*** Material provided ***

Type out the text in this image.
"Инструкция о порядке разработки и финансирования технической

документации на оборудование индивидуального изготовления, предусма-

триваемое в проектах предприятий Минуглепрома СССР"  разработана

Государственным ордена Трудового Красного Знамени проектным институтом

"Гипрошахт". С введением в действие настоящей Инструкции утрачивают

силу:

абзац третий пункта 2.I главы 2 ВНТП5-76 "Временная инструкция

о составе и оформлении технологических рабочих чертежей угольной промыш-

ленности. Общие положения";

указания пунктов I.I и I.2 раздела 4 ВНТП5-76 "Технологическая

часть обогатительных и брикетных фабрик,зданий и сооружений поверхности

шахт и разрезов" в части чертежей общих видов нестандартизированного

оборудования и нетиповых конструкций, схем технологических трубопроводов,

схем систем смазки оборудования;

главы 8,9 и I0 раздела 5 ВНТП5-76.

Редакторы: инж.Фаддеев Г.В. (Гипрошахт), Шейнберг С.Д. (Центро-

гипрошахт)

***

Your objective:
Copy out the whole listing, exactly as written.

Result for this task:
Type out the text in this image.
"Инструкция о порядке разработки и финансирования технической

документации на оборудование индивидуального изготовления, предусма-

триваемое в проектах предприятий Минуглепрома СССР"  разработана

Государственным ордена Трудового Красного Знамени проектным институтом

"Гипрошахт". С введением в действие настоящей Инструкции утрачивают

силу:

абзац третий пункта 2.I главы 2 ВНТП5-76 "Временная инструкция

о составе и оформлении технологических рабочих чертежей угольной промыш-

ленности. Общие положения";

указания пунктов I.I и I.2 раздела 4 ВНТП5-76 "Технологическая

часть обогатительных и брикетных фабрик,зданий и сооружений поверхности

шахт и разрезов" в части чертежей общих видов нестандартизированного

оборудования и нетиповых конструкций, схем технологических трубопроводов,

схем систем смазки оборудования;

главы 8,9 и I0 раздела 5 ВНТП5-76.

Редакторы: инж.Фаддеев Г.В. (Гипрошахт), Шейнберг С.Д. (Центро-

гипрошахт)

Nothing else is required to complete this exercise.